(EXERCISE):
Spot each line in the records below where the word "this" occurs, then copy it.

(DATASET RECORDS):
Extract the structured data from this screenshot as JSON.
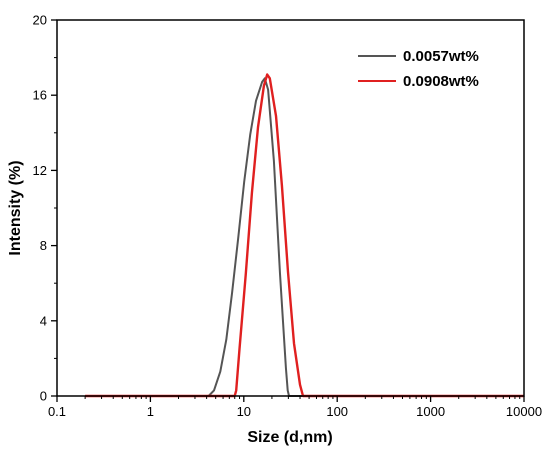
{
  "chart_data": {
    "type": "line",
    "title": "",
    "xlabel": "Size (d,nm)",
    "ylabel": "Intensity (%)",
    "xscale": "log",
    "xlim": [
      0.1,
      10000
    ],
    "ylim": [
      0,
      20
    ],
    "xticks": [
      0.1,
      1,
      10,
      100,
      1000,
      10000
    ],
    "xtick_labels": [
      "0.1",
      "1",
      "10",
      "100",
      "1000",
      "10000"
    ],
    "yticks": [
      0,
      4,
      8,
      12,
      16,
      20
    ],
    "ytick_labels": [
      "0",
      "4",
      "8",
      "12",
      "16",
      "20"
    ],
    "grid": false,
    "legend_position": "top-right",
    "series": [
      {
        "name": "0.0057wt%",
        "color": "#555555",
        "points": [
          [
            0.2,
            0
          ],
          [
            4.2,
            0
          ],
          [
            4.8,
            0.3
          ],
          [
            5.6,
            1.3
          ],
          [
            6.5,
            3.0
          ],
          [
            7.5,
            5.5
          ],
          [
            8.7,
            8.4
          ],
          [
            10.1,
            11.4
          ],
          [
            11.7,
            13.9
          ],
          [
            13.5,
            15.7
          ],
          [
            15.7,
            16.7
          ],
          [
            16.8,
            16.9
          ],
          [
            18.2,
            16.3
          ],
          [
            21.0,
            12.5
          ],
          [
            24.4,
            6.5
          ],
          [
            28.2,
            1.5
          ],
          [
            29.5,
            0.3
          ],
          [
            30.5,
            0
          ],
          [
            10000,
            0
          ]
        ]
      },
      {
        "name": "0.0908wt%",
        "color": "#e02020",
        "points": [
          [
            0.2,
            0
          ],
          [
            8.0,
            0
          ],
          [
            8.3,
            0.3
          ],
          [
            9.0,
            2.5
          ],
          [
            10.5,
            6.5
          ],
          [
            12.2,
            10.8
          ],
          [
            14.2,
            14.3
          ],
          [
            16.4,
            16.5
          ],
          [
            17.8,
            17.1
          ],
          [
            19.0,
            16.9
          ],
          [
            22.1,
            14.9
          ],
          [
            25.6,
            11.2
          ],
          [
            29.7,
            6.6
          ],
          [
            34.5,
            2.8
          ],
          [
            40.0,
            0.6
          ],
          [
            43.0,
            0
          ],
          [
            10000,
            0
          ]
        ]
      }
    ]
  }
}
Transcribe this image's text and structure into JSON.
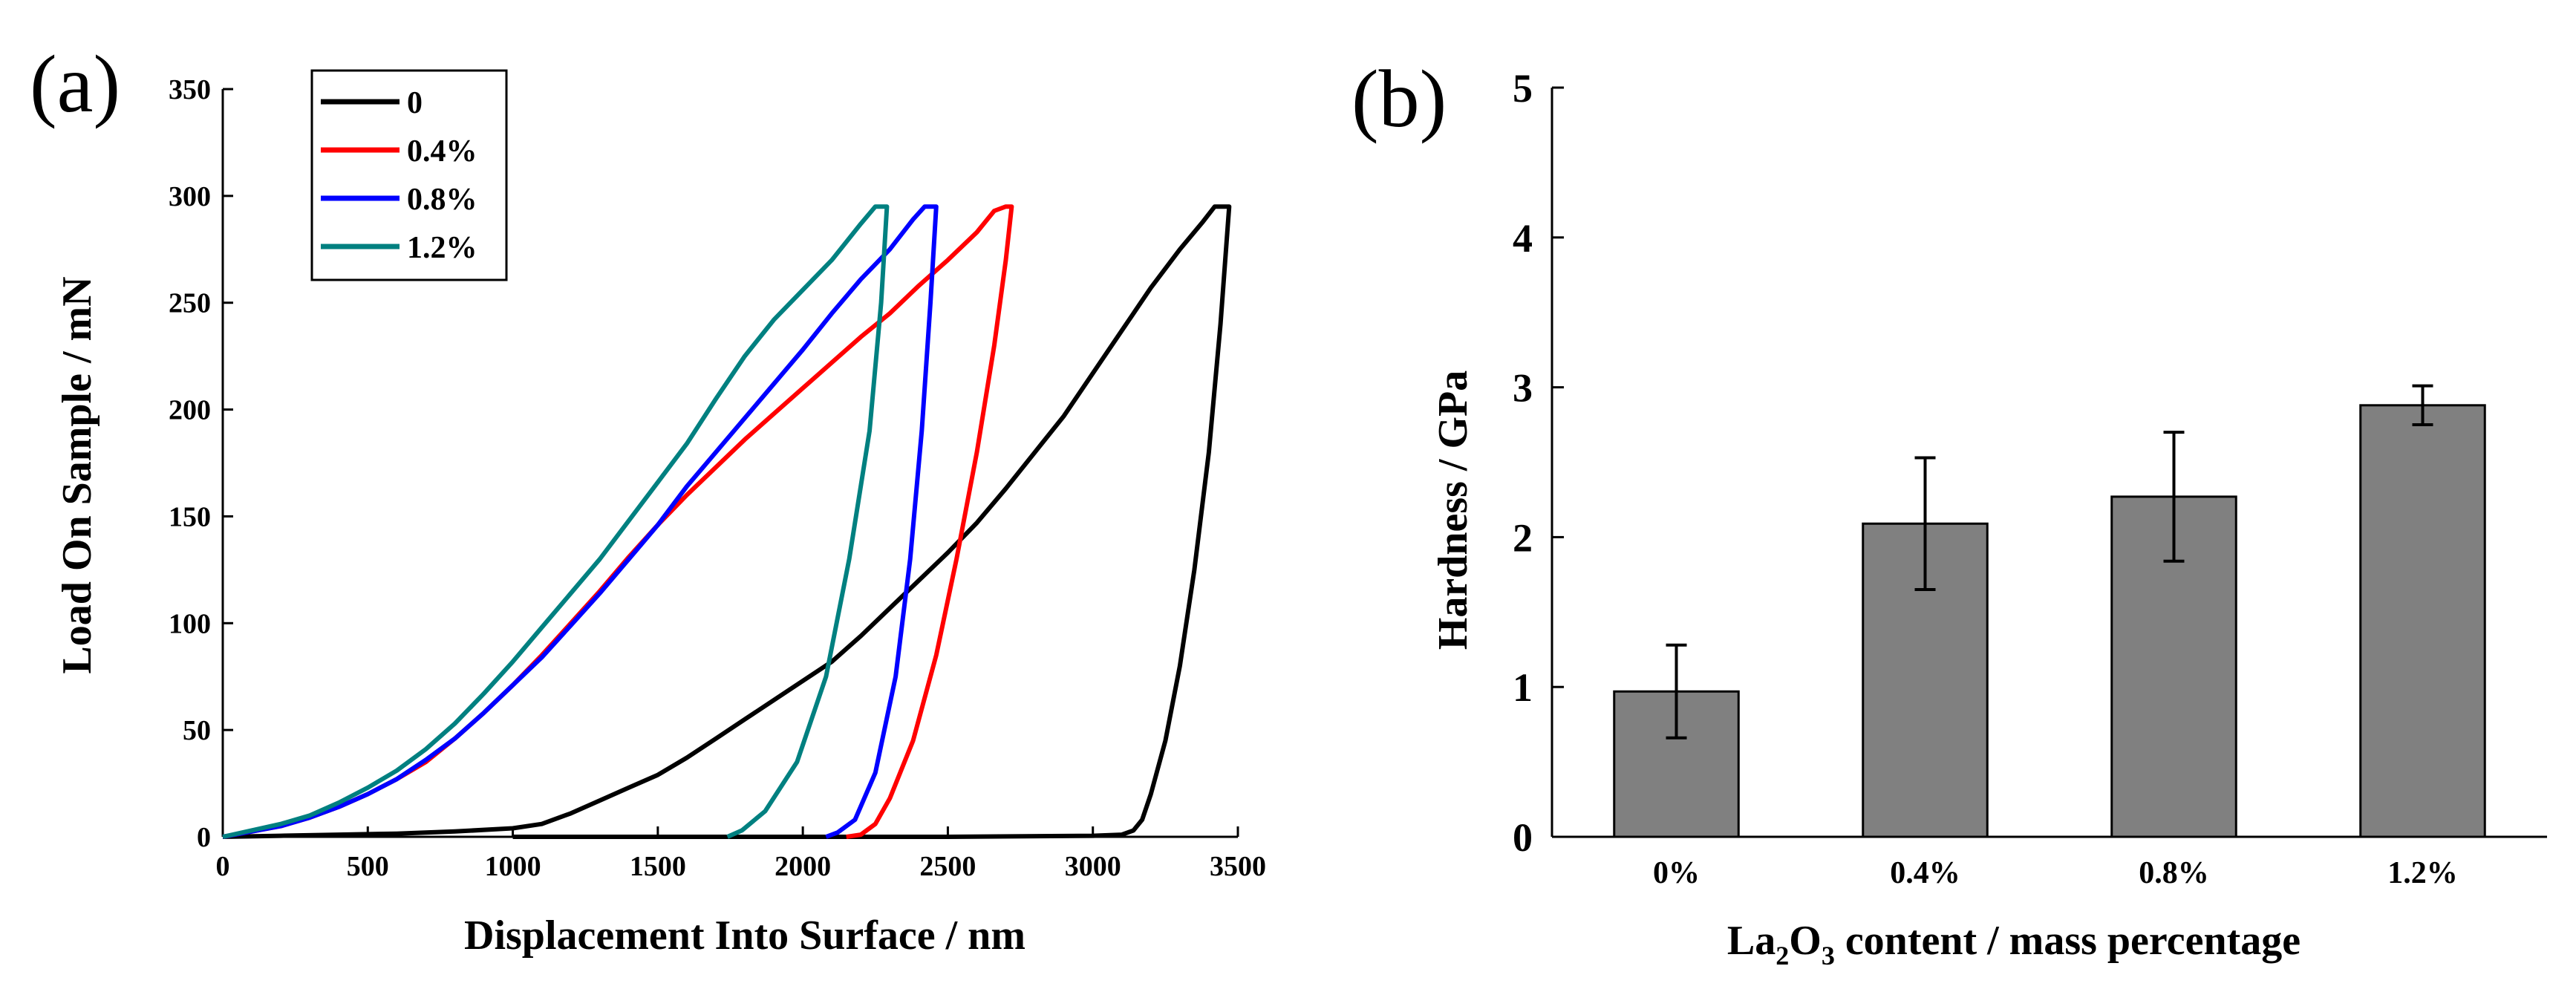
{
  "panels": {
    "a_label": "(a)",
    "b_label": "(b)"
  },
  "chart_data": [
    {
      "type": "line",
      "xlabel": "Displacement Into Surface / nm",
      "ylabel": "Load On Sample / mN",
      "xlim": [
        0,
        3500
      ],
      "ylim": [
        0,
        350
      ],
      "xticks": [
        0,
        500,
        1000,
        1500,
        2000,
        2500,
        3000,
        3500
      ],
      "yticks": [
        0,
        50,
        100,
        150,
        200,
        250,
        300,
        350
      ],
      "grid": false,
      "legend_position": "top-left",
      "series": [
        {
          "name": "0",
          "color": "#000000",
          "points": [
            [
              0,
              0
            ],
            [
              200,
              0.5
            ],
            [
              400,
              1
            ],
            [
              600,
              1.5
            ],
            [
              800,
              2.5
            ],
            [
              1000,
              4
            ],
            [
              1100,
              6
            ],
            [
              1200,
              11
            ],
            [
              1300,
              17
            ],
            [
              1400,
              23
            ],
            [
              1500,
              29
            ],
            [
              1600,
              37
            ],
            [
              1700,
              46
            ],
            [
              1800,
              55
            ],
            [
              1900,
              64
            ],
            [
              2000,
              73
            ],
            [
              2100,
              82
            ],
            [
              2200,
              94
            ],
            [
              2300,
              107
            ],
            [
              2400,
              120
            ],
            [
              2500,
              133
            ],
            [
              2600,
              147
            ],
            [
              2700,
              163
            ],
            [
              2800,
              180
            ],
            [
              2900,
              197
            ],
            [
              3000,
              217
            ],
            [
              3100,
              237
            ],
            [
              3200,
              257
            ],
            [
              3300,
              275
            ],
            [
              3380,
              288
            ],
            [
              3420,
              295
            ],
            [
              3470,
              295
            ],
            [
              3440,
              240
            ],
            [
              3400,
              180
            ],
            [
              3350,
              125
            ],
            [
              3300,
              80
            ],
            [
              3250,
              45
            ],
            [
              3200,
              20
            ],
            [
              3170,
              8
            ],
            [
              3140,
              3
            ],
            [
              3100,
              1
            ],
            [
              3000,
              0.5
            ],
            [
              2500,
              0
            ],
            [
              2000,
              0
            ],
            [
              1500,
              0
            ],
            [
              1000,
              0
            ]
          ]
        },
        {
          "name": "0.4%",
          "color": "#ff0000",
          "points": [
            [
              0,
              0
            ],
            [
              200,
              5
            ],
            [
              300,
              9
            ],
            [
              400,
              14
            ],
            [
              500,
              20
            ],
            [
              600,
              27
            ],
            [
              700,
              35
            ],
            [
              800,
              46
            ],
            [
              900,
              58
            ],
            [
              1000,
              71
            ],
            [
              1100,
              85
            ],
            [
              1200,
              100
            ],
            [
              1300,
              115
            ],
            [
              1400,
              131
            ],
            [
              1500,
              146
            ],
            [
              1600,
              160
            ],
            [
              1700,
              173
            ],
            [
              1800,
              186
            ],
            [
              1900,
              198
            ],
            [
              2000,
              210
            ],
            [
              2100,
              222
            ],
            [
              2200,
              234
            ],
            [
              2300,
              245
            ],
            [
              2400,
              258
            ],
            [
              2500,
              270
            ],
            [
              2600,
              283
            ],
            [
              2660,
              293
            ],
            [
              2700,
              295
            ],
            [
              2720,
              295
            ],
            [
              2700,
              270
            ],
            [
              2660,
              230
            ],
            [
              2600,
              180
            ],
            [
              2530,
              130
            ],
            [
              2460,
              85
            ],
            [
              2380,
              45
            ],
            [
              2300,
              18
            ],
            [
              2250,
              6
            ],
            [
              2200,
              1
            ],
            [
              2150,
              0
            ]
          ]
        },
        {
          "name": "0.8%",
          "color": "#0000ff",
          "points": [
            [
              0,
              0
            ],
            [
              200,
              5
            ],
            [
              300,
              9
            ],
            [
              400,
              14
            ],
            [
              500,
              20
            ],
            [
              600,
              27
            ],
            [
              700,
              36
            ],
            [
              800,
              46
            ],
            [
              900,
              58
            ],
            [
              1000,
              71
            ],
            [
              1100,
              84
            ],
            [
              1200,
              99
            ],
            [
              1300,
              114
            ],
            [
              1400,
              130
            ],
            [
              1500,
              146
            ],
            [
              1600,
              164
            ],
            [
              1700,
              180
            ],
            [
              1800,
              196
            ],
            [
              1900,
              212
            ],
            [
              2000,
              228
            ],
            [
              2100,
              245
            ],
            [
              2200,
              261
            ],
            [
              2300,
              275
            ],
            [
              2380,
              289
            ],
            [
              2420,
              295
            ],
            [
              2460,
              295
            ],
            [
              2440,
              250
            ],
            [
              2410,
              190
            ],
            [
              2370,
              130
            ],
            [
              2320,
              75
            ],
            [
              2250,
              30
            ],
            [
              2180,
              8
            ],
            [
              2120,
              2
            ],
            [
              2080,
              0
            ]
          ]
        },
        {
          "name": "1.2%",
          "color": "#008080",
          "points": [
            [
              0,
              0
            ],
            [
              200,
              6
            ],
            [
              300,
              10
            ],
            [
              400,
              16
            ],
            [
              500,
              23
            ],
            [
              600,
              31
            ],
            [
              700,
              41
            ],
            [
              800,
              53
            ],
            [
              900,
              67
            ],
            [
              1000,
              82
            ],
            [
              1100,
              98
            ],
            [
              1200,
              114
            ],
            [
              1300,
              130
            ],
            [
              1400,
              148
            ],
            [
              1500,
              166
            ],
            [
              1600,
              184
            ],
            [
              1700,
              205
            ],
            [
              1800,
              225
            ],
            [
              1900,
              242
            ],
            [
              2000,
              256
            ],
            [
              2100,
              270
            ],
            [
              2200,
              287
            ],
            [
              2250,
              295
            ],
            [
              2290,
              295
            ],
            [
              2270,
              250
            ],
            [
              2230,
              190
            ],
            [
              2160,
              130
            ],
            [
              2080,
              75
            ],
            [
              1980,
              35
            ],
            [
              1870,
              12
            ],
            [
              1790,
              3
            ],
            [
              1740,
              0
            ]
          ]
        }
      ]
    },
    {
      "type": "bar",
      "categories": [
        "0%",
        "0.4%",
        "0.8%",
        "1.2%"
      ],
      "values": [
        0.97,
        2.09,
        2.27,
        2.88
      ],
      "errors": [
        0.31,
        0.44,
        0.43,
        0.13
      ],
      "ylabel": "Hardness / GPa",
      "xlabel_main": "La",
      "xlabel_sub1": "2",
      "xlabel_mid": "O",
      "xlabel_sub2": "3",
      "xlabel_rest": " content / mass percentage",
      "ylim": [
        0,
        5
      ],
      "yticks": [
        0,
        1,
        2,
        3,
        4,
        5
      ],
      "bar_color": "#808080",
      "grid": false
    }
  ]
}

(EXERCISE RESPONSE):
Extract the structured data from this screenshot as JSON.
Transcribe this image's text and structure into JSON.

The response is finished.